▶ _Set exercise_
Scan the data beneath this task and copy each line that includes "page".
### Data rows
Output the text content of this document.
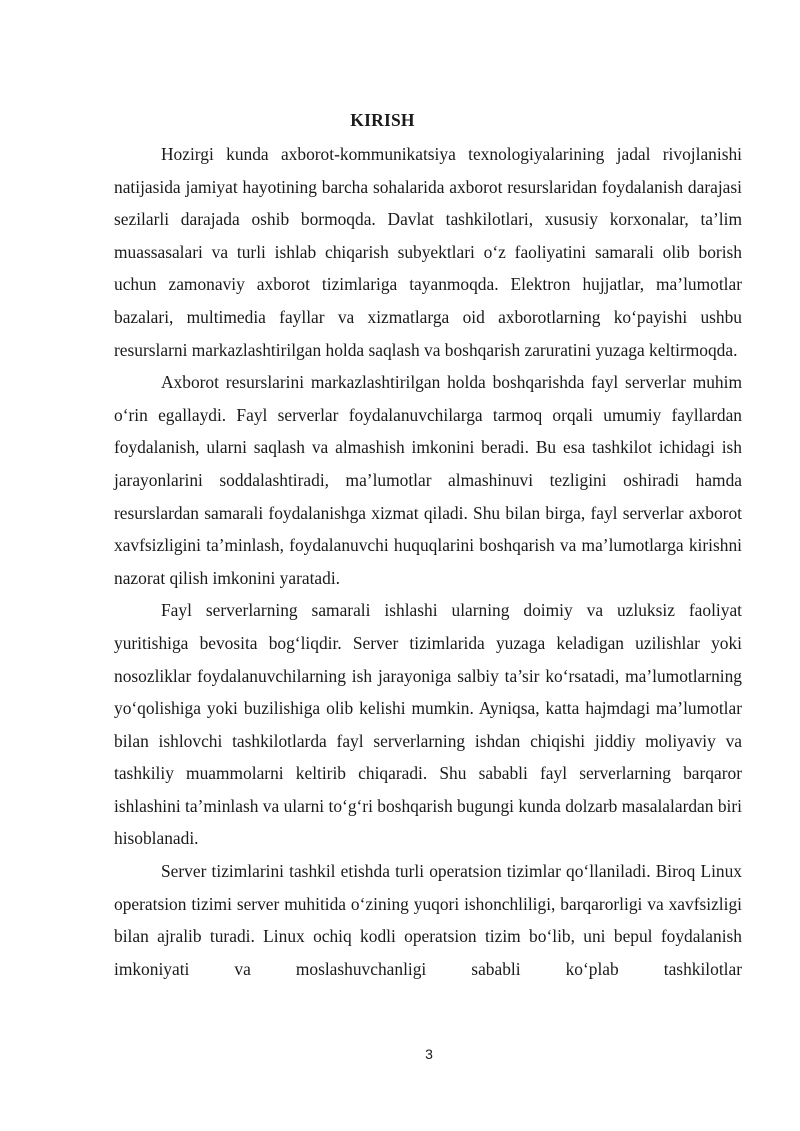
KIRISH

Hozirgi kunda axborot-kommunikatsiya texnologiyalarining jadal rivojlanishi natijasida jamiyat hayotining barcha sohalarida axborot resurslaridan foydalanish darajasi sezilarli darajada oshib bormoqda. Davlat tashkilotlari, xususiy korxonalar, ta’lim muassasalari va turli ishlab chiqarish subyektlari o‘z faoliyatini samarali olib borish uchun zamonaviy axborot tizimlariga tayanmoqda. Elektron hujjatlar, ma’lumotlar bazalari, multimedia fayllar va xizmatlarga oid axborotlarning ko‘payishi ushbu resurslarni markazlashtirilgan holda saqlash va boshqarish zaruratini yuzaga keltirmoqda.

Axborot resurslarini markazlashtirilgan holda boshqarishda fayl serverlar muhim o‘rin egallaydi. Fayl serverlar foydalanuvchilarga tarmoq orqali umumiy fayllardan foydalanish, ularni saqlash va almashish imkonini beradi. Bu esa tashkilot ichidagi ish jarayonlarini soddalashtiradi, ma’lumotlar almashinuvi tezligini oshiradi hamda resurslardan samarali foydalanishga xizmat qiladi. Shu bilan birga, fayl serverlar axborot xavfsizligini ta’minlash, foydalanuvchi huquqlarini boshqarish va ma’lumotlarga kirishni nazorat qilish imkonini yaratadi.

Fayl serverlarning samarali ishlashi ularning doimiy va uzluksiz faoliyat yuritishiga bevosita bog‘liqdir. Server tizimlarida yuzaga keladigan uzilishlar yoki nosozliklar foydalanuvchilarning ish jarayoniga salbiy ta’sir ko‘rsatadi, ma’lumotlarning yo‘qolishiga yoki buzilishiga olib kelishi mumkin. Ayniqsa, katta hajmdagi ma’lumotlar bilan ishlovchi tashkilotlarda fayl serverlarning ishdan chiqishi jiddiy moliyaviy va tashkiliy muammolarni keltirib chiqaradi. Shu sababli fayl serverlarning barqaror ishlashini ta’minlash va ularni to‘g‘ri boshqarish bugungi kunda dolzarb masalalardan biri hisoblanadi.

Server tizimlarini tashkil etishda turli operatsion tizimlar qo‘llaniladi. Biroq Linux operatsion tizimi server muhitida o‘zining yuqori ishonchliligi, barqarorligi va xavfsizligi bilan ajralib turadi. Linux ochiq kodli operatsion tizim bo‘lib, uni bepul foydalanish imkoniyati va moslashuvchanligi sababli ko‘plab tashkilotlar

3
######
### Data rows
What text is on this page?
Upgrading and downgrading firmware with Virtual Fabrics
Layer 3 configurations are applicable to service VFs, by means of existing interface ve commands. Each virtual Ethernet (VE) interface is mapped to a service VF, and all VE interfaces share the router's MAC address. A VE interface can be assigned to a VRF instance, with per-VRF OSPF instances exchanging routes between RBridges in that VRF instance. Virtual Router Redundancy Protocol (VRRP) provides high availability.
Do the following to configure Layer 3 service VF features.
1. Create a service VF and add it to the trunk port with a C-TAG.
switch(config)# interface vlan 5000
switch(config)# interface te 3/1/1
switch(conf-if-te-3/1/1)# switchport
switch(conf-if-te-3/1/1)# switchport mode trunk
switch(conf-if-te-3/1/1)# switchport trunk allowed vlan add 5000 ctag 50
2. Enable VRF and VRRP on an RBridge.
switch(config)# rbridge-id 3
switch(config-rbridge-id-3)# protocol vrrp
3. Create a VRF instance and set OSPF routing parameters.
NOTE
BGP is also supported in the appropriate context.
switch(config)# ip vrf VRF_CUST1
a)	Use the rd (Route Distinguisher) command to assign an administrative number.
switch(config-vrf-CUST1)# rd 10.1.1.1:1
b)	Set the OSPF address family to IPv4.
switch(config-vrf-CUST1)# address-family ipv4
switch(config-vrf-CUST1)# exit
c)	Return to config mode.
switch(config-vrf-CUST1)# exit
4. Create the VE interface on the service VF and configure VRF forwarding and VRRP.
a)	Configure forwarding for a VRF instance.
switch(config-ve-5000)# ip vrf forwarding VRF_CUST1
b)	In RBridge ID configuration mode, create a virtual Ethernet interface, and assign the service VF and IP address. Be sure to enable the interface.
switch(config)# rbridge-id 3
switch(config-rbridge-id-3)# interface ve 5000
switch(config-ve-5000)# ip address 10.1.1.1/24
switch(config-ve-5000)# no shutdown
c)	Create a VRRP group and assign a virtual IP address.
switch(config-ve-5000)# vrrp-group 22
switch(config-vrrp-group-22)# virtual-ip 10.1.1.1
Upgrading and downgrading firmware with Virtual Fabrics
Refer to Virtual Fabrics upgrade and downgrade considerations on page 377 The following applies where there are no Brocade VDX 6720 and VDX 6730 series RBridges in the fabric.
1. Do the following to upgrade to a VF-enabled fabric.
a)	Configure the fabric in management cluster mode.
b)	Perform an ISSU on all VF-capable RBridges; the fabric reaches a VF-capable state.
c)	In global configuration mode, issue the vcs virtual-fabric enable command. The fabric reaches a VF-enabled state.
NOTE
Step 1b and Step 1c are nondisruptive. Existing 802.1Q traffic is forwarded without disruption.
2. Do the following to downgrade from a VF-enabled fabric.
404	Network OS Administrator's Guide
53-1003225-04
######
▶ _Solution_
What text is on this page?
Refer to Virtual Fabrics upgrade and downgrade considerations on page 377 The following applies where there are no Brocade VDX 6720 and VDX 6730 series RBridges in the fabric.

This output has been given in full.